Given request:
Set out each line from the following listing that includes the word "text".

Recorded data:
---+---
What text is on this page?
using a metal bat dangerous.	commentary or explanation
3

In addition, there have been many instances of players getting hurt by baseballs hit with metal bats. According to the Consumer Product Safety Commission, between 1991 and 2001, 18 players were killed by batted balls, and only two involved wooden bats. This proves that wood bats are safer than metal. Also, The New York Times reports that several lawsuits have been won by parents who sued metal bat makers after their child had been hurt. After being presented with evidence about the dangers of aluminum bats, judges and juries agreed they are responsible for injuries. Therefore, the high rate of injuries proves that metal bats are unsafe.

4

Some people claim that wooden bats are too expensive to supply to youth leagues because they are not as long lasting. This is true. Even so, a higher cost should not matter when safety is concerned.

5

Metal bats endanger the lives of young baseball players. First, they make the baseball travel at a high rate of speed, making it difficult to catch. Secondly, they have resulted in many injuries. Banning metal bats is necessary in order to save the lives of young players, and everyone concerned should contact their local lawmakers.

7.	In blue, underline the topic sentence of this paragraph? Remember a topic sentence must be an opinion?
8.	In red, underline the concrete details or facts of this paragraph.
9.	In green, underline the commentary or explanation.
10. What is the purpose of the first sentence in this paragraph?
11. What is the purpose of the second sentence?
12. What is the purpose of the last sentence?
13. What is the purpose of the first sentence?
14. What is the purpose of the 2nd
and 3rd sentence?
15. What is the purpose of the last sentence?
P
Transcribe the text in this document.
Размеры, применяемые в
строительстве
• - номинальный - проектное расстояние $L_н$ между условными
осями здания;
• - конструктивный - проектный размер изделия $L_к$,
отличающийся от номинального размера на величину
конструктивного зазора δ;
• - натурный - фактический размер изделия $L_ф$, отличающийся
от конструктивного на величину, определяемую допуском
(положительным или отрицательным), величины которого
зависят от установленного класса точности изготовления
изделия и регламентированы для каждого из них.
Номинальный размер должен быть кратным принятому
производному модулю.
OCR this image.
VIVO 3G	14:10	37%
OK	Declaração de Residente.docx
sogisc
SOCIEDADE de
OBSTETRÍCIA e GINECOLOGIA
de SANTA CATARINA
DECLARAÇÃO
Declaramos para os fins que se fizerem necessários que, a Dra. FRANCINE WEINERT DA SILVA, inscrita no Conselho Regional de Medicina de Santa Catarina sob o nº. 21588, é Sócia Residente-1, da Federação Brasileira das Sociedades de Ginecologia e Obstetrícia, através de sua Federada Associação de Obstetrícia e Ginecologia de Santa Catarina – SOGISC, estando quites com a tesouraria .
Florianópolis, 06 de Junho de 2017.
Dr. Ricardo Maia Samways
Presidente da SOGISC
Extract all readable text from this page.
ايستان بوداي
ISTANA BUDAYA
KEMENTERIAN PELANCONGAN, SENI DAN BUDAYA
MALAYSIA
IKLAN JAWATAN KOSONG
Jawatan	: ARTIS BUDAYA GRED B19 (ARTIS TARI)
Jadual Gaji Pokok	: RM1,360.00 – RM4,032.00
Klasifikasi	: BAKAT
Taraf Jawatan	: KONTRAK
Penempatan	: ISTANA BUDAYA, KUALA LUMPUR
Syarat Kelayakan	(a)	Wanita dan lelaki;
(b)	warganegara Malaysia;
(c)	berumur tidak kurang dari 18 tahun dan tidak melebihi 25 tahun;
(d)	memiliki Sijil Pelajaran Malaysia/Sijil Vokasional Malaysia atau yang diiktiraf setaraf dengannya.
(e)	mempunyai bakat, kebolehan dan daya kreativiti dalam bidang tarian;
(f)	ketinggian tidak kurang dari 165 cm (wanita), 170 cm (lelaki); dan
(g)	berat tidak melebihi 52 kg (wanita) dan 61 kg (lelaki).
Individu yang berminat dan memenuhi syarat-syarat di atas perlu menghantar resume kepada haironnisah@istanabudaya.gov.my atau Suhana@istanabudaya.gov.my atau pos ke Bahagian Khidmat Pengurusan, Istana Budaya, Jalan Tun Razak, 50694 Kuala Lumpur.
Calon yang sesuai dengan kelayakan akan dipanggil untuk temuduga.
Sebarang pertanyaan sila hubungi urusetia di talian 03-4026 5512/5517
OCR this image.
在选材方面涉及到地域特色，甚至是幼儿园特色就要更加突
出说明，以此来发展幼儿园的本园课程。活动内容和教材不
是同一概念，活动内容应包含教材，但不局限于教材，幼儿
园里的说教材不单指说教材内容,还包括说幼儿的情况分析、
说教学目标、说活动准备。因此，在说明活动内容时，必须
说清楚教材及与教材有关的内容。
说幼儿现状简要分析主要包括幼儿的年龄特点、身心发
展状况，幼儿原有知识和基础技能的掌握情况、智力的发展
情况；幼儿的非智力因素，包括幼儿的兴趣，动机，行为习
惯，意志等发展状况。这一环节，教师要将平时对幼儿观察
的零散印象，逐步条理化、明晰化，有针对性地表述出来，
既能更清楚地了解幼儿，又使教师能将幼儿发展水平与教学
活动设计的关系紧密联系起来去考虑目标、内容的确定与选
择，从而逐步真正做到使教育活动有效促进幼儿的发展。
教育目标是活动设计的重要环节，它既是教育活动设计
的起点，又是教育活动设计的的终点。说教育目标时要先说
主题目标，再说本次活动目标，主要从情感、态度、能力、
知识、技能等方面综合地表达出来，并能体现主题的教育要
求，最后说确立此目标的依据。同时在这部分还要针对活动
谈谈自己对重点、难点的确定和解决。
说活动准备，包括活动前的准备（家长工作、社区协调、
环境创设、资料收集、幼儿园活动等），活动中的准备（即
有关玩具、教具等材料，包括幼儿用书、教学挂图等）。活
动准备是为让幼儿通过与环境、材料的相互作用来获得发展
---+---
Solved exercise:
What text is on this page?
Transcribe the text in this document.
Extract all readable text from this page.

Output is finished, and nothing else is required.